** Begin **

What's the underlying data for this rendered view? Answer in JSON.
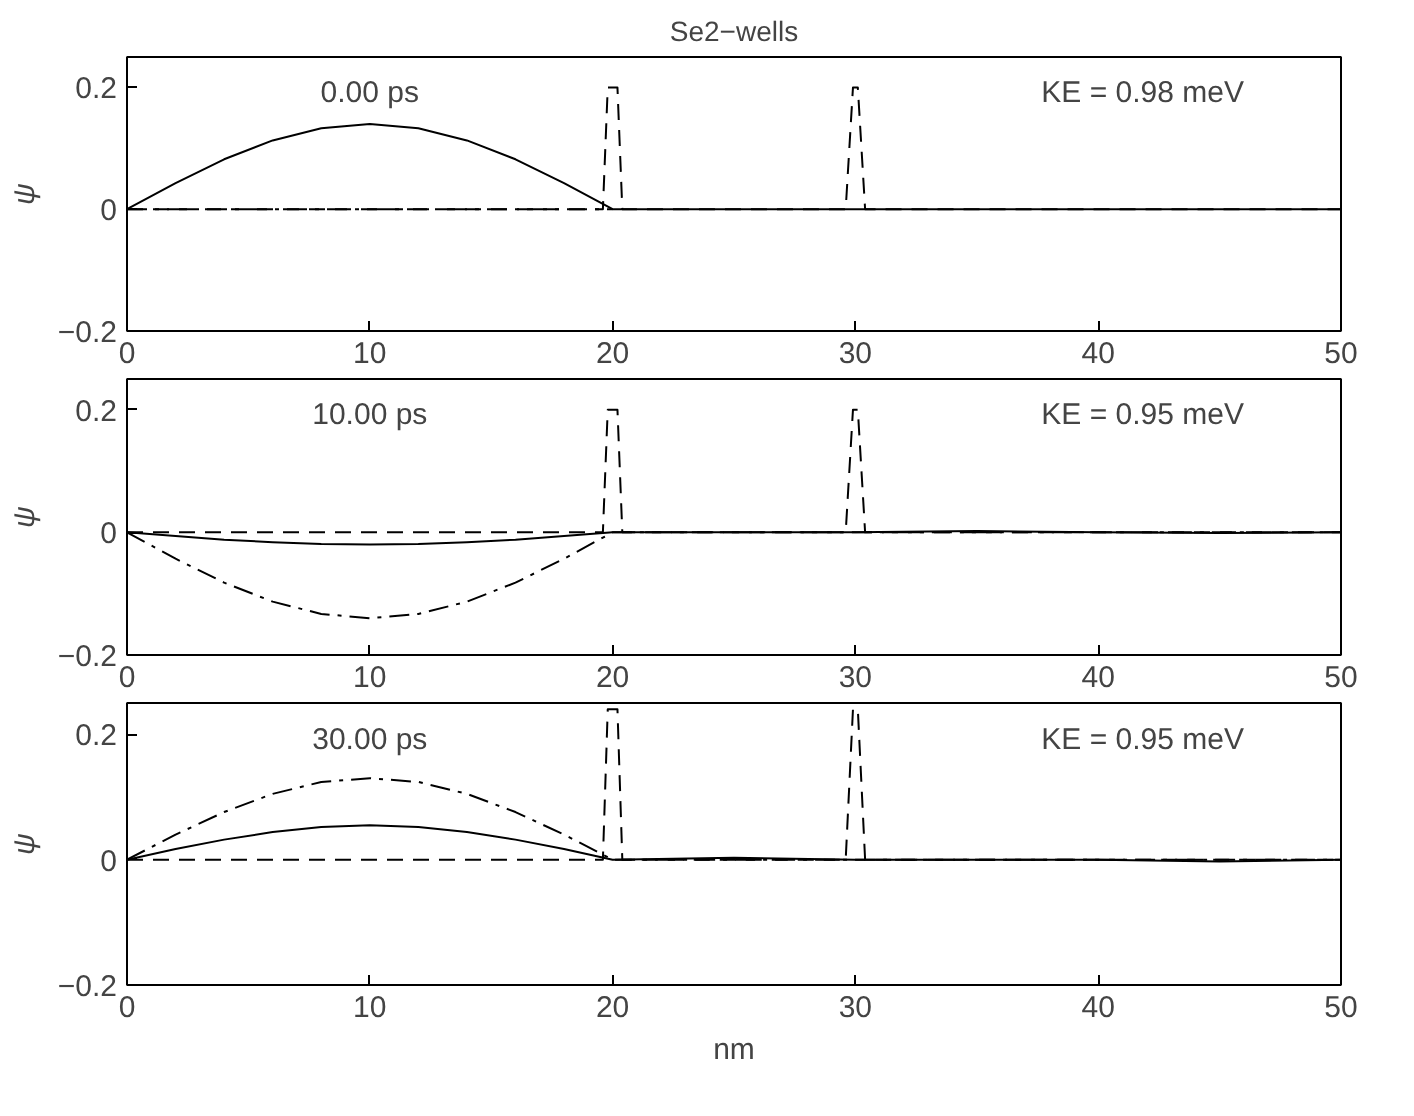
{
  "chart_data": [
    {
      "type": "line",
      "title": "Se2−wells",
      "ylabel": "ψ",
      "annotations": [
        "0.00 ps",
        "KE =  0.98 meV"
      ],
      "xlim": [
        0,
        50
      ],
      "xticks": [
        0,
        10,
        20,
        30,
        40,
        50
      ],
      "ylim": [
        -0.2,
        0.25
      ],
      "yticks": [
        -0.2,
        0,
        0.2
      ],
      "grid": false,
      "series": [
        {
          "color": "#000000",
          "line_style": "solid",
          "x": [
            0,
            2,
            4,
            6,
            8,
            10,
            12,
            14,
            16,
            18,
            20,
            25,
            30,
            35,
            40,
            45,
            50
          ],
          "values": [
            0,
            0.043,
            0.082,
            0.113,
            0.133,
            0.14,
            0.133,
            0.113,
            0.082,
            0.043,
            0,
            0,
            0,
            0,
            0,
            0,
            0
          ]
        },
        {
          "color": "#000000",
          "line_style": "dashed",
          "x": [
            0,
            19.6,
            19.8,
            20.2,
            20.4,
            29.6,
            29.9,
            30.1,
            30.4,
            50
          ],
          "values": [
            0,
            0,
            0.2,
            0.2,
            0,
            0,
            0.2,
            0.2,
            0,
            0
          ]
        },
        {
          "color": "#000000",
          "line_style": "dashdot",
          "x": [
            0,
            10,
            20
          ],
          "values": [
            0,
            0,
            0
          ]
        }
      ]
    },
    {
      "type": "line",
      "ylabel": "ψ",
      "annotations": [
        "10.00 ps",
        "KE =  0.95 meV"
      ],
      "xlim": [
        0,
        50
      ],
      "xticks": [
        0,
        10,
        20,
        30,
        40,
        50
      ],
      "ylim": [
        -0.2,
        0.25
      ],
      "yticks": [
        -0.2,
        0,
        0.2
      ],
      "grid": false,
      "series": [
        {
          "color": "#000000",
          "line_style": "solid",
          "x": [
            0,
            2,
            4,
            6,
            8,
            10,
            12,
            14,
            16,
            18,
            20,
            25,
            30,
            35,
            40,
            45,
            50
          ],
          "values": [
            0,
            -0.006,
            -0.012,
            -0.016,
            -0.019,
            -0.02,
            -0.019,
            -0.016,
            -0.012,
            -0.006,
            0,
            0,
            0,
            0.002,
            0,
            -0.001,
            0
          ]
        },
        {
          "color": "#000000",
          "line_style": "dashdot",
          "x": [
            0,
            2,
            4,
            6,
            8,
            10,
            12,
            14,
            16,
            18,
            20,
            25,
            30,
            35,
            40,
            45,
            50
          ],
          "values": [
            0,
            -0.043,
            -0.082,
            -0.113,
            -0.133,
            -0.14,
            -0.133,
            -0.113,
            -0.082,
            -0.043,
            0,
            0,
            0,
            0,
            0,
            0,
            0
          ]
        },
        {
          "color": "#000000",
          "line_style": "dashed",
          "x": [
            0,
            19.6,
            19.8,
            20.2,
            20.4,
            29.6,
            29.9,
            30.1,
            30.4,
            50
          ],
          "values": [
            0,
            0,
            0.2,
            0.2,
            0,
            0,
            0.2,
            0.2,
            0,
            0
          ]
        }
      ]
    },
    {
      "type": "line",
      "ylabel": "ψ",
      "xlabel": "nm",
      "annotations": [
        "30.00 ps",
        "KE =  0.95 meV"
      ],
      "xlim": [
        0,
        50
      ],
      "xticks": [
        0,
        10,
        20,
        30,
        40,
        50
      ],
      "ylim": [
        -0.2,
        0.25
      ],
      "yticks": [
        -0.2,
        0,
        0.2
      ],
      "grid": false,
      "series": [
        {
          "color": "#000000",
          "line_style": "solid",
          "x": [
            0,
            2,
            4,
            6,
            8,
            10,
            12,
            14,
            16,
            18,
            20,
            25,
            30,
            35,
            40,
            45,
            50
          ],
          "values": [
            0,
            0.017,
            0.032,
            0.044,
            0.052,
            0.055,
            0.052,
            0.044,
            0.032,
            0.017,
            0,
            0.003,
            0,
            0,
            0,
            -0.003,
            0
          ]
        },
        {
          "color": "#000000",
          "line_style": "dashdot",
          "x": [
            0,
            2,
            4,
            6,
            8,
            10,
            12,
            14,
            16,
            18,
            20,
            25,
            30,
            35,
            40,
            45,
            50
          ],
          "values": [
            0,
            0.04,
            0.076,
            0.105,
            0.124,
            0.13,
            0.124,
            0.105,
            0.076,
            0.04,
            0,
            0,
            0,
            0,
            0,
            0,
            0
          ]
        },
        {
          "color": "#000000",
          "line_style": "dashed",
          "x": [
            0,
            19.6,
            19.8,
            20.2,
            20.4,
            29.6,
            29.9,
            30.1,
            30.4,
            50
          ],
          "values": [
            0,
            0,
            0.24,
            0.24,
            0,
            0,
            0.24,
            0.24,
            0,
            0
          ]
        }
      ]
    }
  ]
}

** End **

[Short exercise] Leave the pictures out and reproduce all of the records exactly.

[Full response]
What's the underlying data for this rendered view? Answer in JSON.
{
  "chart_data": [
    {
      "type": "line",
      "title": "Se2−wells",
      "ylabel": "ψ",
      "annotations": [
        "0.00 ps",
        "KE =  0.98 meV"
      ],
      "xlim": [
        0,
        50
      ],
      "xticks": [
        0,
        10,
        20,
        30,
        40,
        50
      ],
      "ylim": [
        -0.2,
        0.25
      ],
      "yticks": [
        -0.2,
        0,
        0.2
      ],
      "grid": false,
      "series": [
        {
          "color": "#000000",
          "line_style": "solid",
          "x": [
            0,
            2,
            4,
            6,
            8,
            10,
            12,
            14,
            16,
            18,
            20,
            25,
            30,
            35,
            40,
            45,
            50
          ],
          "values": [
            0,
            0.043,
            0.082,
            0.113,
            0.133,
            0.14,
            0.133,
            0.113,
            0.082,
            0.043,
            0,
            0,
            0,
            0,
            0,
            0,
            0
          ]
        },
        {
          "color": "#000000",
          "line_style": "dashed",
          "x": [
            0,
            19.6,
            19.8,
            20.2,
            20.4,
            29.6,
            29.9,
            30.1,
            30.4,
            50
          ],
          "values": [
            0,
            0,
            0.2,
            0.2,
            0,
            0,
            0.2,
            0.2,
            0,
            0
          ]
        },
        {
          "color": "#000000",
          "line_style": "dashdot",
          "x": [
            0,
            10,
            20
          ],
          "values": [
            0,
            0,
            0
          ]
        }
      ]
    },
    {
      "type": "line",
      "ylabel": "ψ",
      "annotations": [
        "10.00 ps",
        "KE =  0.95 meV"
      ],
      "xlim": [
        0,
        50
      ],
      "xticks": [
        0,
        10,
        20,
        30,
        40,
        50
      ],
      "ylim": [
        -0.2,
        0.25
      ],
      "yticks": [
        -0.2,
        0,
        0.2
      ],
      "grid": false,
      "series": [
        {
          "color": "#000000",
          "line_style": "solid",
          "x": [
            0,
            2,
            4,
            6,
            8,
            10,
            12,
            14,
            16,
            18,
            20,
            25,
            30,
            35,
            40,
            45,
            50
          ],
          "values": [
            0,
            -0.006,
            -0.012,
            -0.016,
            -0.019,
            -0.02,
            -0.019,
            -0.016,
            -0.012,
            -0.006,
            0,
            0,
            0,
            0.002,
            0,
            -0.001,
            0
          ]
        },
        {
          "color": "#000000",
          "line_style": "dashdot",
          "x": [
            0,
            2,
            4,
            6,
            8,
            10,
            12,
            14,
            16,
            18,
            20,
            25,
            30,
            35,
            40,
            45,
            50
          ],
          "values": [
            0,
            -0.043,
            -0.082,
            -0.113,
            -0.133,
            -0.14,
            -0.133,
            -0.113,
            -0.082,
            -0.043,
            0,
            0,
            0,
            0,
            0,
            0,
            0
          ]
        },
        {
          "color": "#000000",
          "line_style": "dashed",
          "x": [
            0,
            19.6,
            19.8,
            20.2,
            20.4,
            29.6,
            29.9,
            30.1,
            30.4,
            50
          ],
          "values": [
            0,
            0,
            0.2,
            0.2,
            0,
            0,
            0.2,
            0.2,
            0,
            0
          ]
        }
      ]
    },
    {
      "type": "line",
      "ylabel": "ψ",
      "xlabel": "nm",
      "annotations": [
        "30.00 ps",
        "KE =  0.95 meV"
      ],
      "xlim": [
        0,
        50
      ],
      "xticks": [
        0,
        10,
        20,
        30,
        40,
        50
      ],
      "ylim": [
        -0.2,
        0.25
      ],
      "yticks": [
        -0.2,
        0,
        0.2
      ],
      "grid": false,
      "series": [
        {
          "color": "#000000",
          "line_style": "solid",
          "x": [
            0,
            2,
            4,
            6,
            8,
            10,
            12,
            14,
            16,
            18,
            20,
            25,
            30,
            35,
            40,
            45,
            50
          ],
          "values": [
            0,
            0.017,
            0.032,
            0.044,
            0.052,
            0.055,
            0.052,
            0.044,
            0.032,
            0.017,
            0,
            0.003,
            0,
            0,
            0,
            -0.003,
            0
          ]
        },
        {
          "color": "#000000",
          "line_style": "dashdot",
          "x": [
            0,
            2,
            4,
            6,
            8,
            10,
            12,
            14,
            16,
            18,
            20,
            25,
            30,
            35,
            40,
            45,
            50
          ],
          "values": [
            0,
            0.04,
            0.076,
            0.105,
            0.124,
            0.13,
            0.124,
            0.105,
            0.076,
            0.04,
            0,
            0,
            0,
            0,
            0,
            0,
            0
          ]
        },
        {
          "color": "#000000",
          "line_style": "dashed",
          "x": [
            0,
            19.6,
            19.8,
            20.2,
            20.4,
            29.6,
            29.9,
            30.1,
            30.4,
            50
          ],
          "values": [
            0,
            0,
            0.24,
            0.24,
            0,
            0,
            0.24,
            0.24,
            0,
            0
          ]
        }
      ]
    }
  ]
}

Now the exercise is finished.